◆ **Task to complete**:
Every line of the data must be copied exactly.

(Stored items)
------------------------------------------------

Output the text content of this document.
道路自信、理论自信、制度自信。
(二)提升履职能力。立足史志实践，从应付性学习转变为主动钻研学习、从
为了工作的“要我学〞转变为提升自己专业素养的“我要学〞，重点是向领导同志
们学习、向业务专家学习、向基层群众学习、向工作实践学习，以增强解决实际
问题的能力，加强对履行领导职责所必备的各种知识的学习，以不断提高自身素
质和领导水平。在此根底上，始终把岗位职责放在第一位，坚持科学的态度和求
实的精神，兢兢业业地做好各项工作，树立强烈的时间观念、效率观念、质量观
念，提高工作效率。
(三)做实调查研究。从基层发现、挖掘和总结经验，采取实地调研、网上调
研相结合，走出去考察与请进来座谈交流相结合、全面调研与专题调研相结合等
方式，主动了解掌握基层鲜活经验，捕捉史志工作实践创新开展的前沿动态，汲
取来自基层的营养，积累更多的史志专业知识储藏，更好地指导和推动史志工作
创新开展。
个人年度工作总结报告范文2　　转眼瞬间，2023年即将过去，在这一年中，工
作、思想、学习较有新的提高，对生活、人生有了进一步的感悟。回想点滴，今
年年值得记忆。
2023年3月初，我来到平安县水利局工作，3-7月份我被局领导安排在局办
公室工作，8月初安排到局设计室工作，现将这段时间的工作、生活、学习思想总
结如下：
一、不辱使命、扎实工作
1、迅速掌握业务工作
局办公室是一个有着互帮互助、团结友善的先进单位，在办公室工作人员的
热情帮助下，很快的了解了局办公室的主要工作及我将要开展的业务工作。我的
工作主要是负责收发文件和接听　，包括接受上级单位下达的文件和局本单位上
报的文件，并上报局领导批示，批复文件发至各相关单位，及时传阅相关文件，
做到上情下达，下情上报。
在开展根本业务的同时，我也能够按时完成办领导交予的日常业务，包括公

------------------------------------------------

◆ **Task solution**:
Output the text content of this document.
道路自信、理论自信、制度自信。
(二)提升履职能力。立足史志实践，从应付性学习转变为主动钻研学习、从
为了工作的“要我学〞转变为提升自己专业素养的“我要学〞，重点是向领导同志
们学习、向业务专家学习、向基层群众学习、向工作实践学习，以增强解决实际
问题的能力，加强对履行领导职责所必备的各种知识的学习，以不断提高自身素
质和领导水平。在此根底上，始终把岗位职责放在第一位，坚持科学的态度和求
实的精神，兢兢业业地做好各项工作，树立强烈的时间观念、效率观念、质量观
念，提高工作效率。
(三)做实调查研究。从基层发现、挖掘和总结经验，采取实地调研、网上调
研相结合，走出去考察与请进来座谈交流相结合、全面调研与专题调研相结合等
方式，主动了解掌握基层鲜活经验，捕捉史志工作实践创新开展的前沿动态，汲
取来自基层的营养，积累更多的史志专业知识储藏，更好地指导和推动史志工作
创新开展。
个人年度工作总结报告范文2　　转眼瞬间，2023年即将过去，在这一年中，工
作、思想、学习较有新的提高，对生活、人生有了进一步的感悟。回想点滴，今
年年值得记忆。
2023年3月初，我来到平安县水利局工作，3-7月份我被局领导安排在局办
公室工作，8月初安排到局设计室工作，现将这段时间的工作、生活、学习思想总
结如下：
一、不辱使命、扎实工作
1、迅速掌握业务工作
局办公室是一个有着互帮互助、团结友善的先进单位，在办公室工作人员的
热情帮助下，很快的了解了局办公室的主要工作及我将要开展的业务工作。我的
工作主要是负责收发文件和接听　，包括接受上级单位下达的文件和局本单位上
报的文件，并上报局领导批示，批复文件发至各相关单位，及时传阅相关文件，
做到上情下达，下情上报。
在开展根本业务的同时，我也能够按时完成办领导交予的日常业务，包括公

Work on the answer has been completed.